Work required
Quote, verbatim, all material below, without pictures.

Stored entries

** begin **

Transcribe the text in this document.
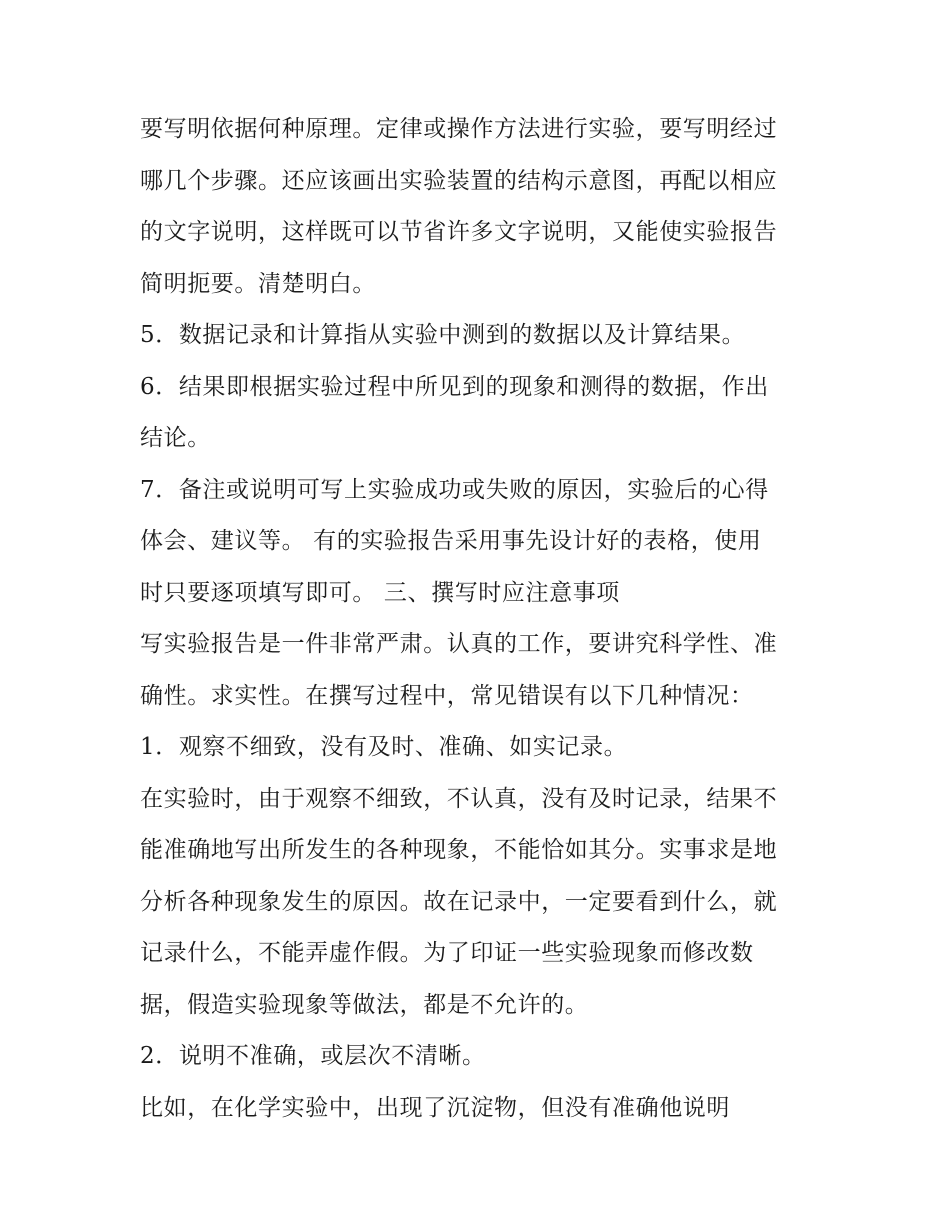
要写明依据何种原理。定律或操作方法进行实验，要写明经过
哪几个步骤。还应该画出实验装置的结构示意图，再配以相应
的文字说明，这样既可以节省许多文字说明，又能使实验报告
简明扼要。清楚明白。
5．数据记录和计算指从实验中测到的数据以及计算结果。
6．结果即根据实验过程中所见到的现象和测得的数据，作出
结论。
7．备注或说明可写上实验成功或失败的原因，实验后的心得
体会、建议等。 有的实验报告采用事先设计好的表格，使用
时只要逐项填写即可。 三、撰写时应注意事项
写实验报告是一件非常严肃。认真的工作，要讲究科学性、准
确性。求实性。在撰写过程中，常见错误有以下几种情况：
1．观察不细致，没有及时、准确、如实记录。
在实验时，由于观察不细致，不认真，没有及时记录，结果不
能准确地写出所发生的各种现象，不能恰如其分。实事求是地
分析各种现象发生的原因。故在记录中，一定要看到什么，就
记录什么，不能弄虚作假。为了印证一些实验现象而修改数
据，假造实验现象等做法，都是不允许的。
2．说明不准确，或层次不清晰。
比如，在化学实验中，出现了沉淀物，但没有准确他说明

** end **

Task output
Transcribe the text in this document.
要写明依据何种原理。定律或操作方法进行实验，要写明经过
哪几个步骤。还应该画出实验装置的结构示意图，再配以相应
的文字说明，这样既可以节省许多文字说明，又能使实验报告
简明扼要。清楚明白。
5．数据记录和计算指从实验中测到的数据以及计算结果。
6．结果即根据实验过程中所见到的现象和测得的数据，作出
结论。
7．备注或说明可写上实验成功或失败的原因，实验后的心得
体会、建议等。 有的实验报告采用事先设计好的表格，使用
时只要逐项填写即可。 三、撰写时应注意事项
写实验报告是一件非常严肃。认真的工作，要讲究科学性、准
确性。求实性。在撰写过程中，常见错误有以下几种情况：
1．观察不细致，没有及时、准确、如实记录。
在实验时，由于观察不细致，不认真，没有及时记录，结果不
能准确地写出所发生的各种现象，不能恰如其分。实事求是地
分析各种现象发生的原因。故在记录中，一定要看到什么，就
记录什么，不能弄虚作假。为了印证一些实验现象而修改数
据，假造实验现象等做法，都是不允许的。
2．说明不准确，或层次不清晰。
比如，在化学实验中，出现了沉淀物，但没有准确他说明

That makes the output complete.